━━━ Records to process
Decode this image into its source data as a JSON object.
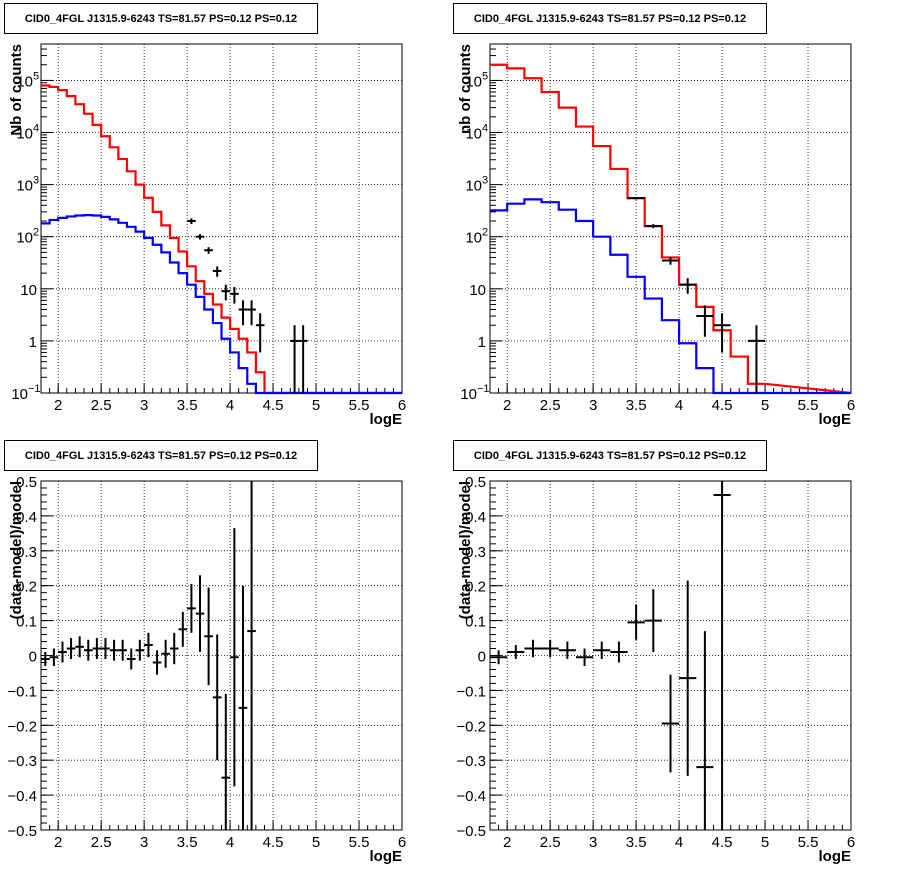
{
  "chart_data": [
    {
      "type": "line",
      "title": "CID0_4FGL J1315.9-6243 TS=81.57 PS=0.12 PS=0.12",
      "xlabel": "logE",
      "ylabel": "Nb of counts",
      "xlim": [
        1.8,
        6.0
      ],
      "ylim": [
        0.1,
        500000
      ],
      "ylog": true,
      "grid": true,
      "x_ticks": [
        "2",
        "2.5",
        "3",
        "3.5",
        "4",
        "4.5",
        "5",
        "5.5",
        "6"
      ],
      "y_ticks": [
        {
          "v": 0.1,
          "l": "10",
          "sup": "−1"
        },
        {
          "v": 1,
          "l": "1",
          "sup": ""
        },
        {
          "v": 10,
          "l": "10",
          "sup": ""
        },
        {
          "v": 100,
          "l": "10",
          "sup": "2"
        },
        {
          "v": 1000,
          "l": "10",
          "sup": "3"
        },
        {
          "v": 10000,
          "l": "10",
          "sup": "4"
        },
        {
          "v": 100000,
          "l": "10",
          "sup": "5"
        }
      ],
      "bin_width": 0.1,
      "x_start": 1.8,
      "series": [
        {
          "color": "#ff0000",
          "style": "step",
          "values": [
            80000,
            75000,
            65000,
            50000,
            35000,
            23000,
            14000,
            8500,
            5200,
            3100,
            1800,
            1000,
            560,
            300,
            165,
            95,
            52,
            27,
            14,
            8,
            5,
            2.8,
            1.7,
            1.1,
            0.6,
            0.25,
            0.1
          ]
        },
        {
          "color": "#0000ff",
          "style": "step",
          "values": [
            180,
            210,
            230,
            245,
            255,
            260,
            255,
            240,
            215,
            185,
            155,
            125,
            95,
            70,
            50,
            32,
            20,
            12,
            7,
            4,
            2.2,
            1.1,
            0.6,
            0.3,
            0.15,
            0.1,
            0.1
          ]
        }
      ],
      "points": [
        {
          "x": 3.55,
          "y": 200,
          "e": 25
        },
        {
          "x": 3.65,
          "y": 100,
          "e": 12
        },
        {
          "x": 3.75,
          "y": 55,
          "e": 8
        },
        {
          "x": 3.85,
          "y": 22,
          "e": 5
        },
        {
          "x": 3.95,
          "y": 9,
          "e": 3
        },
        {
          "x": 4.05,
          "y": 8,
          "e": 2.8
        },
        {
          "x": 4.15,
          "y": 4,
          "e": 2
        },
        {
          "x": 4.25,
          "y": 4,
          "e": 2
        },
        {
          "x": 4.35,
          "y": 2,
          "e": 1.4
        },
        {
          "x": 4.75,
          "y": 1,
          "e": 1
        },
        {
          "x": 4.85,
          "y": 1,
          "e": 1
        }
      ]
    },
    {
      "type": "line",
      "title": "CID0_4FGL J1315.9-6243 TS=81.57 PS=0.12 PS=0.12",
      "xlabel": "logE",
      "ylabel": "nb of counts",
      "xlim": [
        1.8,
        6.0
      ],
      "ylim": [
        0.1,
        500000
      ],
      "ylog": true,
      "grid": true,
      "x_ticks": [
        "2",
        "2.5",
        "3",
        "3.5",
        "4",
        "4.5",
        "5",
        "5.5",
        "6"
      ],
      "y_ticks": [
        {
          "v": 0.1,
          "l": "10",
          "sup": "−1"
        },
        {
          "v": 1,
          "l": "1",
          "sup": ""
        },
        {
          "v": 10,
          "l": "10",
          "sup": ""
        },
        {
          "v": 100,
          "l": "10",
          "sup": "2"
        },
        {
          "v": 1000,
          "l": "10",
          "sup": "3"
        },
        {
          "v": 10000,
          "l": "10",
          "sup": "4"
        },
        {
          "v": 100000,
          "l": "10",
          "sup": "5"
        }
      ],
      "bin_width": 0.2,
      "x_start": 1.8,
      "series": [
        {
          "color": "#ff0000",
          "style": "step",
          "values": [
            200000,
            170000,
            110000,
            60000,
            30000,
            13000,
            5500,
            2000,
            550,
            160,
            40,
            12,
            4.5,
            1.6,
            0.5,
            0.15
          ]
        },
        {
          "color": "#0000ff",
          "style": "step",
          "values": [
            320,
            430,
            520,
            460,
            330,
            200,
            100,
            45,
            17,
            6.5,
            2.5,
            0.9,
            0.3,
            0.1,
            0.1,
            0.1
          ]
        }
      ],
      "points": [
        {
          "x": 3.5,
          "y": 550,
          "e": 30
        },
        {
          "x": 3.7,
          "y": 160,
          "e": 14
        },
        {
          "x": 3.9,
          "y": 35,
          "e": 6
        },
        {
          "x": 4.1,
          "y": 12,
          "e": 4
        },
        {
          "x": 4.3,
          "y": 3,
          "e": 1.8
        },
        {
          "x": 4.5,
          "y": 2,
          "e": 1.4
        },
        {
          "x": 4.9,
          "y": 1,
          "e": 1
        }
      ]
    },
    {
      "type": "scatter",
      "title": "CID0_4FGL J1315.9-6243 TS=81.57 PS=0.12 PS=0.12",
      "xlabel": "logE",
      "ylabel": "(data-model)/model",
      "xlim": [
        1.8,
        6.0
      ],
      "ylim": [
        -0.5,
        0.5
      ],
      "ylog": false,
      "grid": true,
      "x_ticks": [
        "2",
        "2.5",
        "3",
        "3.5",
        "4",
        "4.5",
        "5",
        "5.5",
        "6"
      ],
      "y_ticks_lin": [
        "−0.5",
        "−0.4",
        "−0.3",
        "−0.2",
        "−0.1",
        "0",
        "0.1",
        "0.2",
        "0.3",
        "0.4",
        "0.5"
      ],
      "bin_width": 0.1,
      "points": [
        {
          "x": 1.85,
          "y": -0.01,
          "e": 0.02
        },
        {
          "x": 1.95,
          "y": -0.005,
          "e": 0.025
        },
        {
          "x": 2.05,
          "y": 0.01,
          "e": 0.03
        },
        {
          "x": 2.15,
          "y": 0.02,
          "e": 0.03
        },
        {
          "x": 2.25,
          "y": 0.025,
          "e": 0.03
        },
        {
          "x": 2.35,
          "y": 0.015,
          "e": 0.03
        },
        {
          "x": 2.45,
          "y": 0.02,
          "e": 0.03
        },
        {
          "x": 2.55,
          "y": 0.02,
          "e": 0.03
        },
        {
          "x": 2.65,
          "y": 0.015,
          "e": 0.03
        },
        {
          "x": 2.75,
          "y": 0.015,
          "e": 0.03
        },
        {
          "x": 2.85,
          "y": -0.01,
          "e": 0.03
        },
        {
          "x": 2.95,
          "y": 0.015,
          "e": 0.03
        },
        {
          "x": 3.05,
          "y": 0.03,
          "e": 0.035
        },
        {
          "x": 3.15,
          "y": -0.02,
          "e": 0.035
        },
        {
          "x": 3.25,
          "y": 0.005,
          "e": 0.04
        },
        {
          "x": 3.35,
          "y": 0.02,
          "e": 0.045
        },
        {
          "x": 3.45,
          "y": 0.075,
          "e": 0.05
        },
        {
          "x": 3.55,
          "y": 0.135,
          "e": 0.07
        },
        {
          "x": 3.65,
          "y": 0.12,
          "e": 0.11
        },
        {
          "x": 3.75,
          "y": 0.055,
          "e": 0.14
        },
        {
          "x": 3.85,
          "y": -0.12,
          "e": 0.18
        },
        {
          "x": 3.95,
          "y": -0.35,
          "e": 0.24
        },
        {
          "x": 4.05,
          "y": -0.005,
          "e": 0.37
        },
        {
          "x": 4.15,
          "y": -0.15,
          "e": 0.35
        },
        {
          "x": 4.25,
          "y": 0.07,
          "e": 0.6
        }
      ]
    },
    {
      "type": "scatter",
      "title": "CID0_4FGL J1315.9-6243 TS=81.57 PS=0.12 PS=0.12",
      "xlabel": "logE",
      "ylabel": "(data-model)/model",
      "xlim": [
        1.8,
        6.0
      ],
      "ylim": [
        -0.5,
        0.5
      ],
      "ylog": false,
      "grid": true,
      "x_ticks": [
        "2",
        "2.5",
        "3",
        "3.5",
        "4",
        "4.5",
        "5",
        "5.5",
        "6"
      ],
      "y_ticks_lin": [
        "−0.5",
        "−0.4",
        "−0.3",
        "−0.2",
        "−0.1",
        "0",
        "0.1",
        "0.2",
        "0.3",
        "0.4",
        "0.5"
      ],
      "bin_width": 0.2,
      "points": [
        {
          "x": 1.9,
          "y": -0.005,
          "e": 0.02
        },
        {
          "x": 2.1,
          "y": 0.01,
          "e": 0.02
        },
        {
          "x": 2.3,
          "y": 0.02,
          "e": 0.025
        },
        {
          "x": 2.5,
          "y": 0.02,
          "e": 0.025
        },
        {
          "x": 2.7,
          "y": 0.015,
          "e": 0.025
        },
        {
          "x": 2.9,
          "y": -0.005,
          "e": 0.025
        },
        {
          "x": 3.1,
          "y": 0.015,
          "e": 0.025
        },
        {
          "x": 3.3,
          "y": 0.01,
          "e": 0.03
        },
        {
          "x": 3.5,
          "y": 0.095,
          "e": 0.05
        },
        {
          "x": 3.7,
          "y": 0.1,
          "e": 0.09
        },
        {
          "x": 3.9,
          "y": -0.195,
          "e": 0.14
        },
        {
          "x": 4.1,
          "y": -0.065,
          "e": 0.28
        },
        {
          "x": 4.3,
          "y": -0.32,
          "e": 0.39
        },
        {
          "x": 4.5,
          "y": 0.46,
          "e": 0.96
        }
      ]
    }
  ]
}
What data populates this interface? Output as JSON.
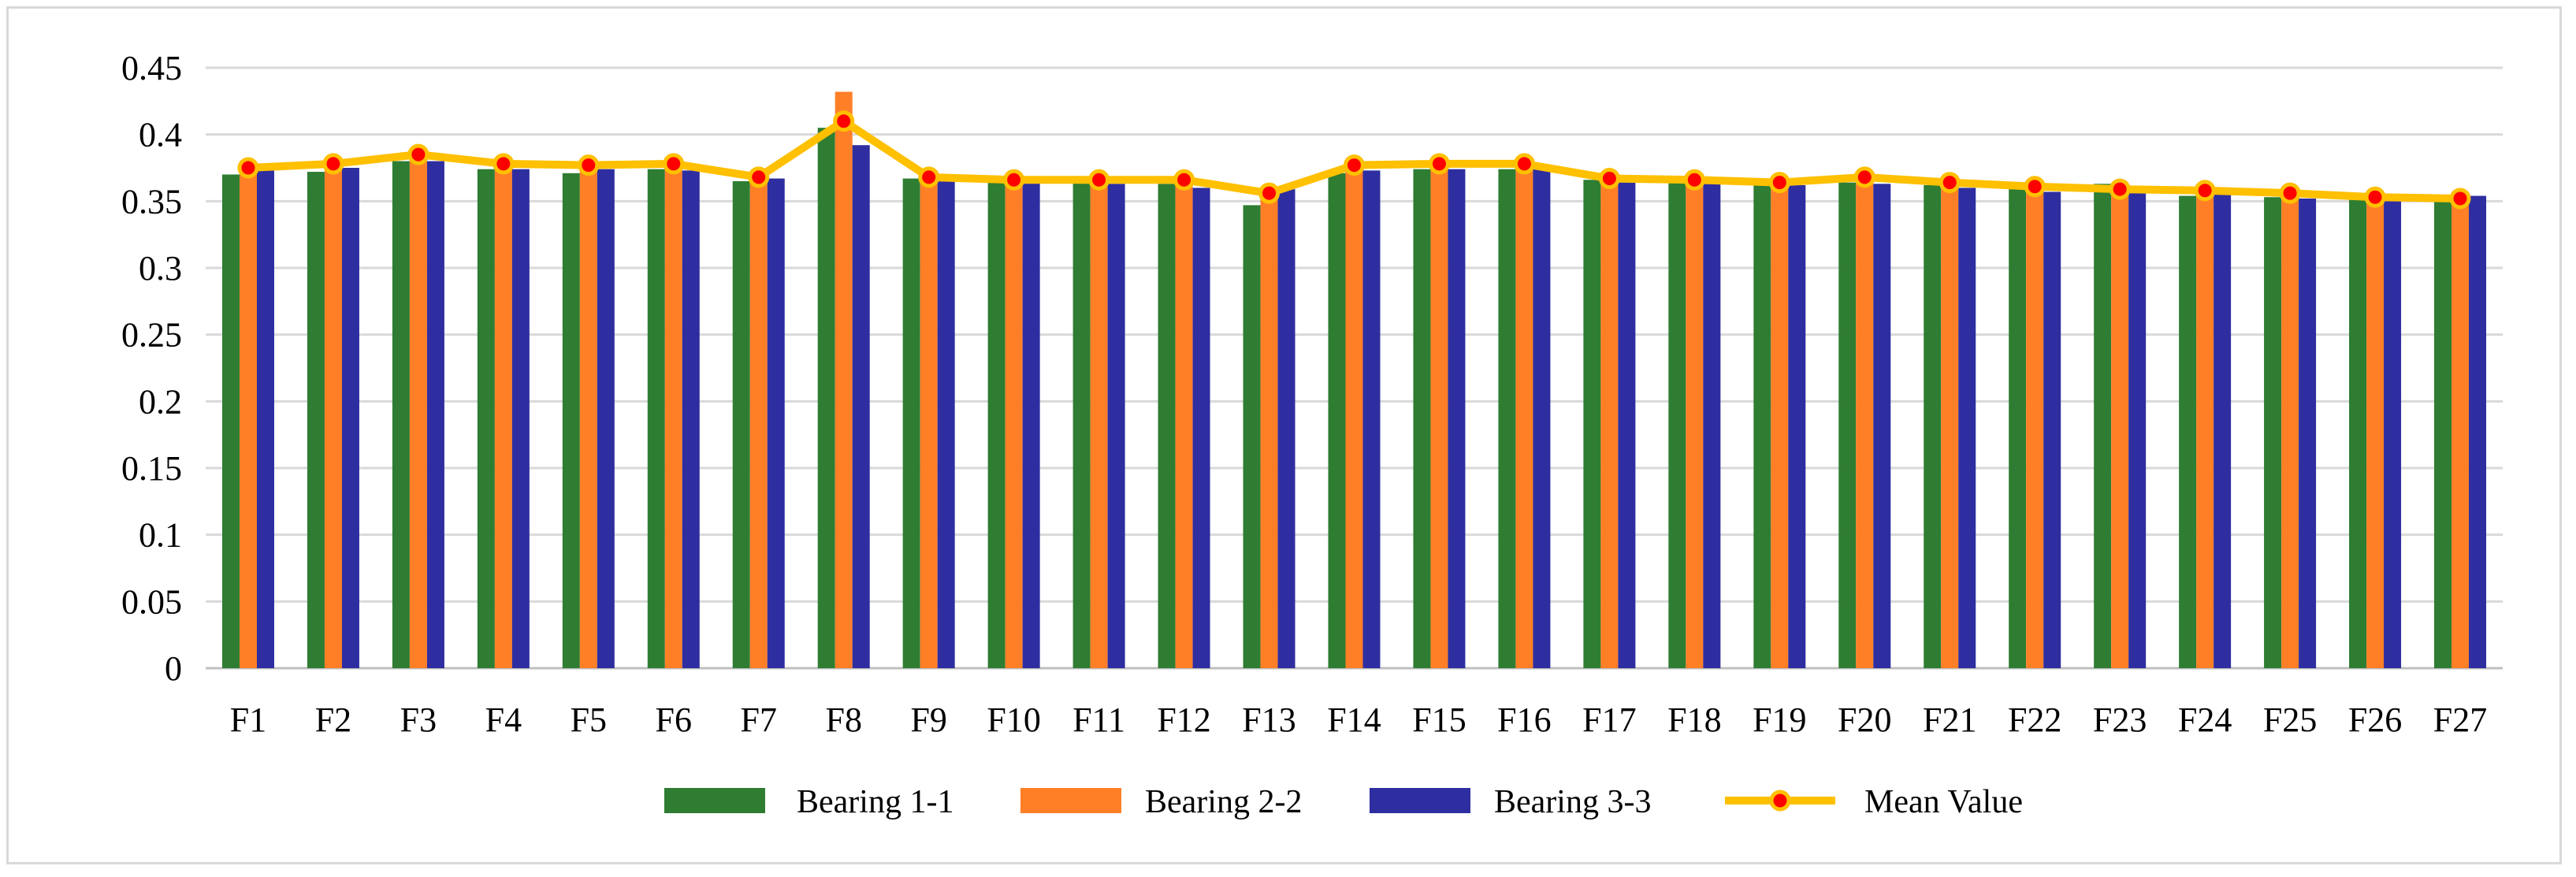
{
  "chart_data": {
    "type": "bar",
    "title": "",
    "xlabel": "",
    "ylabel": "",
    "ylim": [
      0,
      0.45
    ],
    "yticks": [
      "0",
      "0.05",
      "0.1",
      "0.15",
      "0.2",
      "0.25",
      "0.3",
      "0.35",
      "0.4",
      "0.45"
    ],
    "ytick_values": [
      0,
      0.05,
      0.1,
      0.15,
      0.2,
      0.25,
      0.3,
      0.35,
      0.4,
      0.45
    ],
    "grid": true,
    "legend_position": "bottom",
    "categories": [
      "F1",
      "F2",
      "F3",
      "F4",
      "F5",
      "F6",
      "F7",
      "F8",
      "F9",
      "F10",
      "F11",
      "F12",
      "F13",
      "F14",
      "F15",
      "F16",
      "F17",
      "F18",
      "F19",
      "F20",
      "F21",
      "F22",
      "F23",
      "F24",
      "F25",
      "F26",
      "F27"
    ],
    "series": [
      {
        "name": "Bearing 1-1",
        "kind": "bar",
        "color": "#2e7d32",
        "values": [
          0.37,
          0.372,
          0.38,
          0.374,
          0.371,
          0.374,
          0.365,
          0.405,
          0.367,
          0.365,
          0.364,
          0.363,
          0.347,
          0.371,
          0.374,
          0.374,
          0.366,
          0.364,
          0.362,
          0.364,
          0.362,
          0.359,
          0.363,
          0.354,
          0.353,
          0.351,
          0.35
        ]
      },
      {
        "name": "Bearing 2-2",
        "kind": "bar",
        "color": "#ff7f27",
        "values": [
          0.378,
          0.379,
          0.386,
          0.381,
          0.381,
          0.383,
          0.369,
          0.432,
          0.37,
          0.371,
          0.37,
          0.369,
          0.357,
          0.381,
          0.382,
          0.382,
          0.37,
          0.37,
          0.365,
          0.372,
          0.364,
          0.363,
          0.362,
          0.358,
          0.356,
          0.353,
          0.352
        ]
      },
      {
        "name": "Bearing 3-3",
        "kind": "bar",
        "color": "#2e2ea0",
        "values": [
          0.373,
          0.375,
          0.38,
          0.374,
          0.374,
          0.373,
          0.367,
          0.392,
          0.365,
          0.364,
          0.363,
          0.36,
          0.359,
          0.373,
          0.374,
          0.374,
          0.364,
          0.363,
          0.362,
          0.363,
          0.36,
          0.357,
          0.358,
          0.355,
          0.352,
          0.35,
          0.354
        ]
      },
      {
        "name": "Mean Value",
        "kind": "line",
        "color": "#ffc000",
        "marker_color": "#ff0000",
        "values": [
          0.375,
          0.378,
          0.385,
          0.378,
          0.377,
          0.378,
          0.368,
          0.41,
          0.368,
          0.366,
          0.366,
          0.366,
          0.356,
          0.377,
          0.378,
          0.378,
          0.367,
          0.366,
          0.364,
          0.368,
          0.364,
          0.361,
          0.359,
          0.358,
          0.356,
          0.353,
          0.352
        ]
      }
    ]
  }
}
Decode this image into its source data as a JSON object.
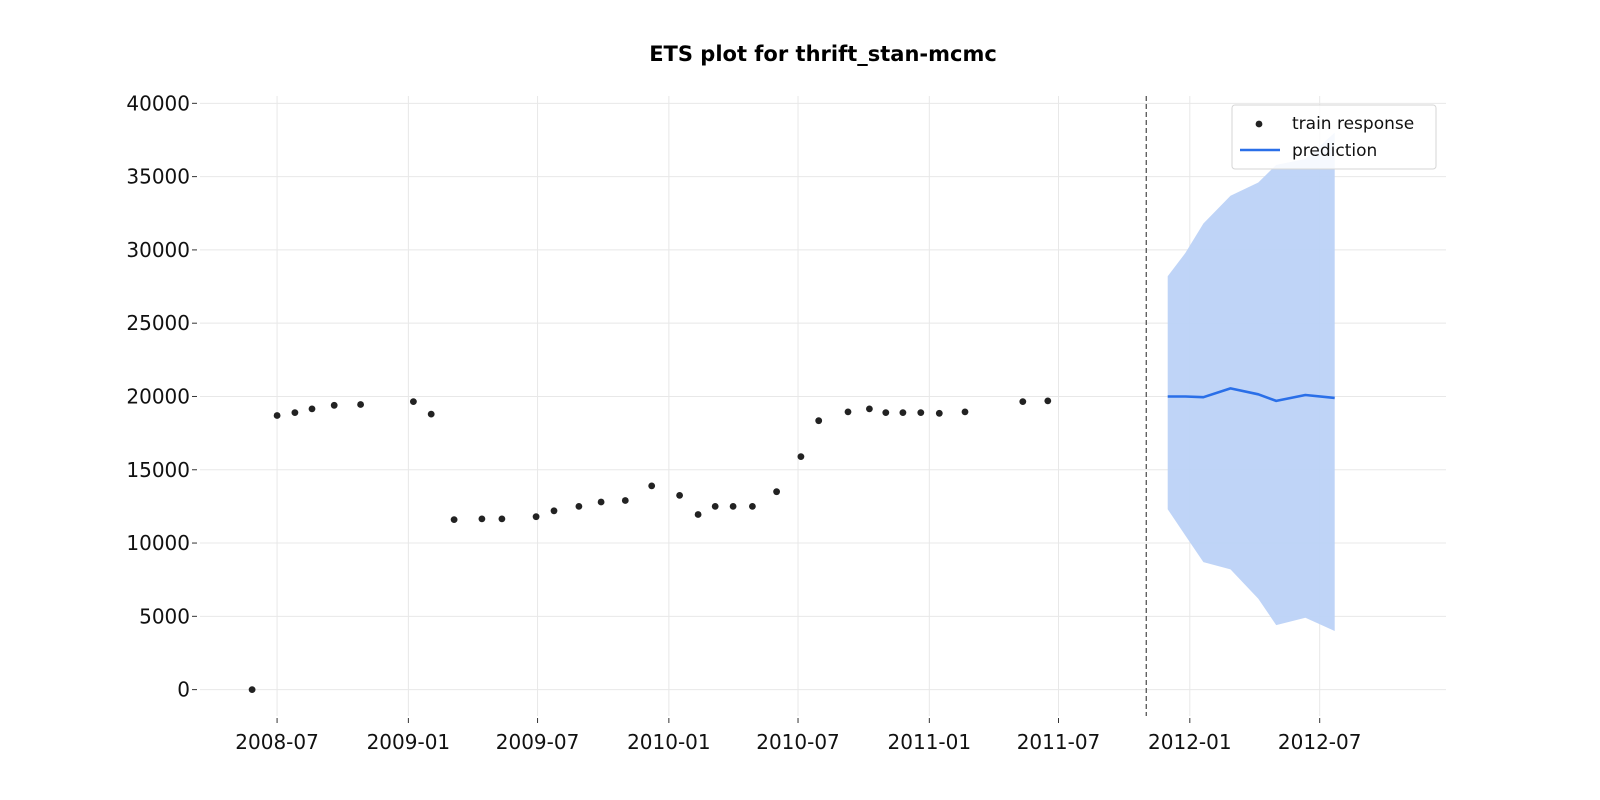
━━━━━━
◆ Written problem ◆
Look for the word "Bearing" and return every line where it occurs.

◆ Response ◆
        "name": "Bearing 1-1",
        "name": "Bearing 2-2",
        "name": "Bearing 3-3",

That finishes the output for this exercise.